-------- Material for this task

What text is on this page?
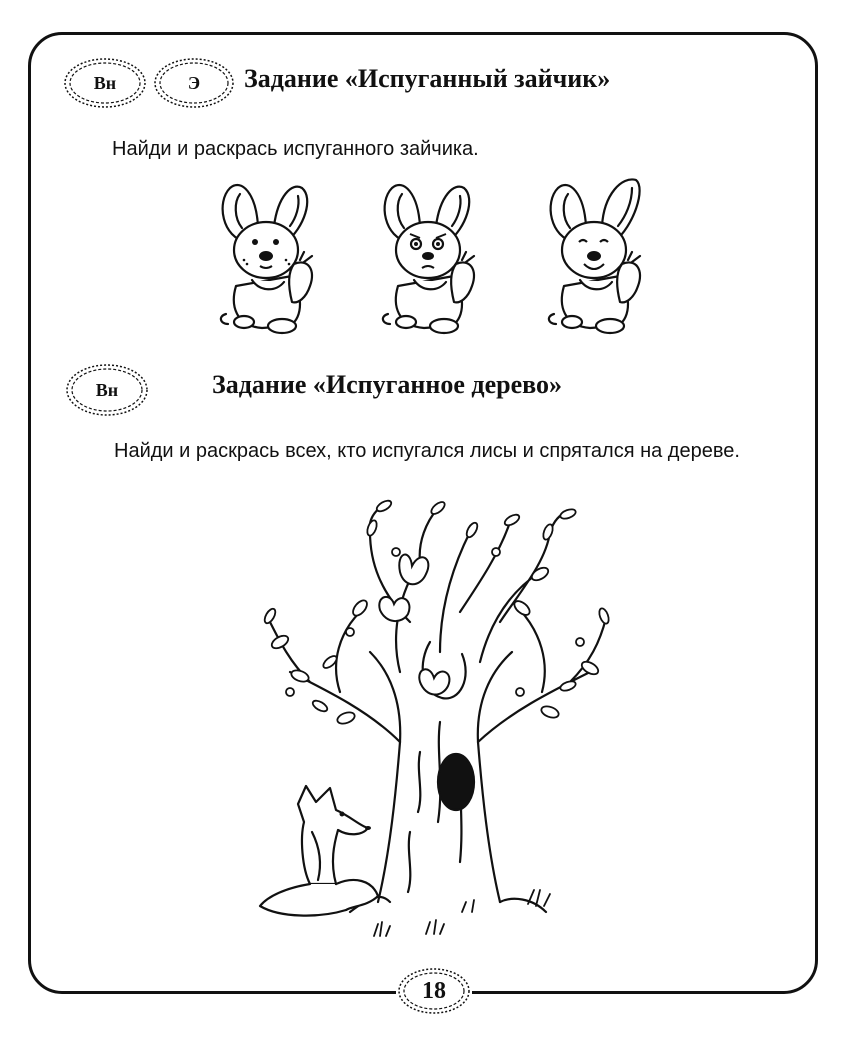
Вн	Э Задание «Испуганный зайчик»
Найди и раскрась испуганного зайчика.
Вн	Задание «Испуганное дерево»
Найди и раскрась всех, кто испугался лисы и спрятался на дереве.
18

----------------

Direction:
Skip the images and write out the rest of the listing exactly.

Reply:
What text is on this page?
Вн	Э Задание «Испуганный зайчик»
Найди и раскрась испуганного зайчика.
Вн	Задание «Испуганное дерево»
Найди и раскрась всех, кто испугался лисы и спрятался на дереве.
18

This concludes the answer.